▶ YOUR OBJECTIVE: Each line of the material below should be reproduced exactly.
------ RAW RECORDS ------
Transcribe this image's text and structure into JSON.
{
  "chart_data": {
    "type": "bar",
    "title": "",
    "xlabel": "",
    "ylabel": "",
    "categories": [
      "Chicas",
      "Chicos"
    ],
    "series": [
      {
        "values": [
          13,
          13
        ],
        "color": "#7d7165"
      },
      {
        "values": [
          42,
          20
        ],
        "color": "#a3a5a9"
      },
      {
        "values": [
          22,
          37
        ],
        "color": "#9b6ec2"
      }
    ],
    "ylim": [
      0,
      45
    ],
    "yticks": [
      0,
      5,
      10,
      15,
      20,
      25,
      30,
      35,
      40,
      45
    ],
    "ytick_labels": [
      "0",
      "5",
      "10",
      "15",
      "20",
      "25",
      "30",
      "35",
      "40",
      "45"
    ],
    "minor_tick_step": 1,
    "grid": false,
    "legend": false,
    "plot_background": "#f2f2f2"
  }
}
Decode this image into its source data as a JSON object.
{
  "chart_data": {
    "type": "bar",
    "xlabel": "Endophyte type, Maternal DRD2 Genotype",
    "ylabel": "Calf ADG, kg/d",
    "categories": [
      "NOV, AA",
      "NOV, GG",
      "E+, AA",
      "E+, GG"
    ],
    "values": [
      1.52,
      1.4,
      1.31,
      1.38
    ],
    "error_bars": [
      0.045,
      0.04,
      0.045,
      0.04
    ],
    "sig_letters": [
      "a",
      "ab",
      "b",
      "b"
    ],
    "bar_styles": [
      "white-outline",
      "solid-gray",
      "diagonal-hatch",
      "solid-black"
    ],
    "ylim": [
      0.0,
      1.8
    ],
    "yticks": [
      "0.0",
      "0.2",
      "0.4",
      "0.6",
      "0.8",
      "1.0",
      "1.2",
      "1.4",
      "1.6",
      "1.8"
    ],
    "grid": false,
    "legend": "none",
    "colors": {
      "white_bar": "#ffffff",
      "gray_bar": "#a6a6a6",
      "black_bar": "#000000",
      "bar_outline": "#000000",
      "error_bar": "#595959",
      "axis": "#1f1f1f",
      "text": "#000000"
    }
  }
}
------
▶ OUTPUT OF THE EXERCISE:
Transcribe this image's text and structure into JSON.
{
  "chart_data": {
    "type": "bar",
    "title": "",
    "xlabel": "",
    "ylabel": "",
    "categories": [
      "Chicas",
      "Chicos"
    ],
    "series": [
      {
        "values": [
          13,
          13
        ],
        "color": "#7d7165"
      },
      {
        "values": [
          42,
          20
        ],
        "color": "#a3a5a9"
      },
      {
        "values": [
          22,
          37
        ],
        "color": "#9b6ec2"
      }
    ],
    "ylim": [
      0,
      45
    ],
    "yticks": [
      0,
      5,
      10,
      15,
      20,
      25,
      30,
      35,
      40,
      45
    ],
    "ytick_labels": [
      "0",
      "5",
      "10",
      "15",
      "20",
      "25",
      "30",
      "35",
      "40",
      "45"
    ],
    "minor_tick_step": 1,
    "grid": false,
    "legend": false,
    "plot_background": "#f2f2f2"
  }
}
Decode this image into its source data as a JSON object.
{
  "chart_data": {
    "type": "bar",
    "xlabel": "Endophyte type, Maternal DRD2 Genotype",
    "ylabel": "Calf ADG, kg/d",
    "categories": [
      "NOV, AA",
      "NOV, GG",
      "E+, AA",
      "E+, GG"
    ],
    "values": [
      1.52,
      1.4,
      1.31,
      1.38
    ],
    "error_bars": [
      0.045,
      0.04,
      0.045,
      0.04
    ],
    "sig_letters": [
      "a",
      "ab",
      "b",
      "b"
    ],
    "bar_styles": [
      "white-outline",
      "solid-gray",
      "diagonal-hatch",
      "solid-black"
    ],
    "ylim": [
      0.0,
      1.8
    ],
    "yticks": [
      "0.0",
      "0.2",
      "0.4",
      "0.6",
      "0.8",
      "1.0",
      "1.2",
      "1.4",
      "1.6",
      "1.8"
    ],
    "grid": false,
    "legend": "none",
    "colors": {
      "white_bar": "#ffffff",
      "gray_bar": "#a6a6a6",
      "black_bar": "#000000",
      "bar_outline": "#000000",
      "error_bar": "#595959",
      "axis": "#1f1f1f",
      "text": "#000000"
    }
  }
}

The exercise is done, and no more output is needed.